● Exercise description
Filter the data below for the string "JSON" and copy each matching line.
Begin
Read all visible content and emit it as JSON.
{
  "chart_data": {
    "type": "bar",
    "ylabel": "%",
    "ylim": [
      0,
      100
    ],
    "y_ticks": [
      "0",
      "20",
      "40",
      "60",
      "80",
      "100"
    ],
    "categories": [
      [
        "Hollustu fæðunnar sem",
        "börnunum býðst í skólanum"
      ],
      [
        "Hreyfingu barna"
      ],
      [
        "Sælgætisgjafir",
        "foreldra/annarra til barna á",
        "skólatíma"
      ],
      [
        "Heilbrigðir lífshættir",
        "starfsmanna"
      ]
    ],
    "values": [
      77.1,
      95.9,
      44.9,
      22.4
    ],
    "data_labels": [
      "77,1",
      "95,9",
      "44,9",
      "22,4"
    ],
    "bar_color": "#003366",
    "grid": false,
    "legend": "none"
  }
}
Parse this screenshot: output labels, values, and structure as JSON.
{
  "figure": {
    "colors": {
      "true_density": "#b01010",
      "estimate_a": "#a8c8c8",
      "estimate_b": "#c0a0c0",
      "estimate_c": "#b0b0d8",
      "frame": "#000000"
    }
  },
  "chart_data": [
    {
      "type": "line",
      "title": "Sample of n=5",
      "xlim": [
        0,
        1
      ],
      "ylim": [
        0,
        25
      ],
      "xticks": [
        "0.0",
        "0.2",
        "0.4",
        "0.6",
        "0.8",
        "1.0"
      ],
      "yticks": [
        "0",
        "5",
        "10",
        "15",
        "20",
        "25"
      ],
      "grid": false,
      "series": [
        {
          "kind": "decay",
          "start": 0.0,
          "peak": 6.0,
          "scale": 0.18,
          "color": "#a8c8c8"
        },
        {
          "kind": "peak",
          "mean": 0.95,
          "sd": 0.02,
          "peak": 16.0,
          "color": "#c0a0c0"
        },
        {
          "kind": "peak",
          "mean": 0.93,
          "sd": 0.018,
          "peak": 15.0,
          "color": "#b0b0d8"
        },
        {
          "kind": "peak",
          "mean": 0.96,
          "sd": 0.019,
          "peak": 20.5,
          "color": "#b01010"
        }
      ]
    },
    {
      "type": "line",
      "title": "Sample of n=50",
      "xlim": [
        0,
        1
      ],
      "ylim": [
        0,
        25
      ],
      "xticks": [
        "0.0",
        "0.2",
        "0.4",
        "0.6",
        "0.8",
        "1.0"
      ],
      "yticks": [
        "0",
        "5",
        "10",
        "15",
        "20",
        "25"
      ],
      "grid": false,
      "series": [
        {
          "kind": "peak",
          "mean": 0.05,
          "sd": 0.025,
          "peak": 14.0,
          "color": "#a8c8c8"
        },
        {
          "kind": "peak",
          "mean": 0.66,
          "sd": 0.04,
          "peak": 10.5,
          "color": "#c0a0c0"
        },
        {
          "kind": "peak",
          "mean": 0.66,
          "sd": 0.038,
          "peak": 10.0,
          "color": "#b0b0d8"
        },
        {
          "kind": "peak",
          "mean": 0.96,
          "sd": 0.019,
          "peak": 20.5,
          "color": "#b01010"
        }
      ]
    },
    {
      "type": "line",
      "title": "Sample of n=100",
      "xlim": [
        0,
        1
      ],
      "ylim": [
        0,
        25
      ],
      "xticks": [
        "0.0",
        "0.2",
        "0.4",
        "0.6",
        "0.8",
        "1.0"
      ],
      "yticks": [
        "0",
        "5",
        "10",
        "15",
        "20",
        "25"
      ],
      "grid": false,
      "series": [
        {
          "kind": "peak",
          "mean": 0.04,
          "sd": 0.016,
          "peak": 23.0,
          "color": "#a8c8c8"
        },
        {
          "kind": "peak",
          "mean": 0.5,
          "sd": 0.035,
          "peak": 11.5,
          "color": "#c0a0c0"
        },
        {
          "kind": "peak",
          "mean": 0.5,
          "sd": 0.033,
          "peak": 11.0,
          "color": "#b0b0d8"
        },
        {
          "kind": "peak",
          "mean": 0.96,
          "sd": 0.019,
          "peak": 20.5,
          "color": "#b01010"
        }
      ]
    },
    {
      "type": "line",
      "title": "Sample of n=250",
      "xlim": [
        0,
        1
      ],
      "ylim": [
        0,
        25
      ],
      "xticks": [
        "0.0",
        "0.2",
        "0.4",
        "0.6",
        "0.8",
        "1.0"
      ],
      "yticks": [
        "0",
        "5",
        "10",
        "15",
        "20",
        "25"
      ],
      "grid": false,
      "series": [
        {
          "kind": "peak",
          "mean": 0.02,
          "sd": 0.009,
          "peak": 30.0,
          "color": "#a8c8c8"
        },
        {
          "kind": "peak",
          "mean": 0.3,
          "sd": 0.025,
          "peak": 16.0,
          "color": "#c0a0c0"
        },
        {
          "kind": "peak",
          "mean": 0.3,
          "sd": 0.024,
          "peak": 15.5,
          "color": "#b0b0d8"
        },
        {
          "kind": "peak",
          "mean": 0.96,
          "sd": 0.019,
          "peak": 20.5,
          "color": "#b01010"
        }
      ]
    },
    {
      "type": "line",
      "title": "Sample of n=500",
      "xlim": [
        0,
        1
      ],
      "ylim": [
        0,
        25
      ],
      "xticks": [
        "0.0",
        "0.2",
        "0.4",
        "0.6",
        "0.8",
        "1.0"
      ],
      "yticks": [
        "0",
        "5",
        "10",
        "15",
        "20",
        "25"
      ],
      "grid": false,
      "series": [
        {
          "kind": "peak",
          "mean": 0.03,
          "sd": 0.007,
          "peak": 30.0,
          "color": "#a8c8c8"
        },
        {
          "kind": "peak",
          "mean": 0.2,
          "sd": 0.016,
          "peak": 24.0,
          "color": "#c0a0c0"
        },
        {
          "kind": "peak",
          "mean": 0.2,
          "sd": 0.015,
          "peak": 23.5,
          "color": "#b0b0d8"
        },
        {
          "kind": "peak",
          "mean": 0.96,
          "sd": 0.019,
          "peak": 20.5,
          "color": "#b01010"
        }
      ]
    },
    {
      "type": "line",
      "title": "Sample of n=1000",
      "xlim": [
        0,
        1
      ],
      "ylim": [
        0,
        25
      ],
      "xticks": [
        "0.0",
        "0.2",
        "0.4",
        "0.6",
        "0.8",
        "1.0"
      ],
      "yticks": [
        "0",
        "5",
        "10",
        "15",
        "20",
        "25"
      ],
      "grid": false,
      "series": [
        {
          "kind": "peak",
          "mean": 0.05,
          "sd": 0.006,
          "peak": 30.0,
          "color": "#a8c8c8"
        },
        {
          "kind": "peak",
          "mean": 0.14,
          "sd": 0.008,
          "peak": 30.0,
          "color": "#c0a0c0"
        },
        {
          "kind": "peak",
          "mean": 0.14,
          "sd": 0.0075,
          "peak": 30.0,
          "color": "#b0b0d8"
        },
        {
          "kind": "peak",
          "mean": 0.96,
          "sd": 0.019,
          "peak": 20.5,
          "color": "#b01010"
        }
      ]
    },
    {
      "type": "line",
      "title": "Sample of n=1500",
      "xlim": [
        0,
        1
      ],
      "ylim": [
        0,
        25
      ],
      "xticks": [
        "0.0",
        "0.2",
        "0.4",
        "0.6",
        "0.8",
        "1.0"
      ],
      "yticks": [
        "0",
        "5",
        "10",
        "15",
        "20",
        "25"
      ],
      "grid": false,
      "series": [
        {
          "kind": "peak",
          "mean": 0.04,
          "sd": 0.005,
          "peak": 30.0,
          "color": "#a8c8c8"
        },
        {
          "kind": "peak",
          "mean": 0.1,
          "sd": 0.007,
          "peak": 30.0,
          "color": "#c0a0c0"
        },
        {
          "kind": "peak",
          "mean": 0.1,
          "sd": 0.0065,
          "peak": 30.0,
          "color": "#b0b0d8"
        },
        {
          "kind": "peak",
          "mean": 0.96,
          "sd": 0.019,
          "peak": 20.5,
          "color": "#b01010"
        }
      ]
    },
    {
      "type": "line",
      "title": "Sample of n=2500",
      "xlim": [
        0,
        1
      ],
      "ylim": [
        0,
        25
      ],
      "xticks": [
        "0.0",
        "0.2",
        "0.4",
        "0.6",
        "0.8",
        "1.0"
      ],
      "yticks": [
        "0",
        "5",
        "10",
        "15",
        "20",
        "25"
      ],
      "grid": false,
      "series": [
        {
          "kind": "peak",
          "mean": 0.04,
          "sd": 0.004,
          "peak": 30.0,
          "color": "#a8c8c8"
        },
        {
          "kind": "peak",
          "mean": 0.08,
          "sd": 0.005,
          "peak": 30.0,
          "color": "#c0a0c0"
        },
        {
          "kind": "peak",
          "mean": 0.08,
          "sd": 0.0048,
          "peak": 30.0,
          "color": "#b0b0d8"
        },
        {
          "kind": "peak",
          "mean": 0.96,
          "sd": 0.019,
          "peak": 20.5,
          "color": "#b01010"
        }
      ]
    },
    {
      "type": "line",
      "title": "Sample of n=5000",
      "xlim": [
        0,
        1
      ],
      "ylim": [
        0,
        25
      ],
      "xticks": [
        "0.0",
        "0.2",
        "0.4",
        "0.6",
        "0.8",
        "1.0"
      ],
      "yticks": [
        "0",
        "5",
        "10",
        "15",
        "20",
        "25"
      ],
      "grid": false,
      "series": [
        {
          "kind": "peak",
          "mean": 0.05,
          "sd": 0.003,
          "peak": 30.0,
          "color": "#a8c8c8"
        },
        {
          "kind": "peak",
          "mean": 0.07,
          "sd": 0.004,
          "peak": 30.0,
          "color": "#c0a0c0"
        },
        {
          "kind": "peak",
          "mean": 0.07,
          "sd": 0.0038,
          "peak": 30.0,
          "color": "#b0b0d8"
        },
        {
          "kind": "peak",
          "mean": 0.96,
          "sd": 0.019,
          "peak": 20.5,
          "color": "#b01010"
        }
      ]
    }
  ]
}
End
● Output of the task
Read all visible content and emit it as JSON.
Parse this screenshot: output labels, values, and structure as JSON.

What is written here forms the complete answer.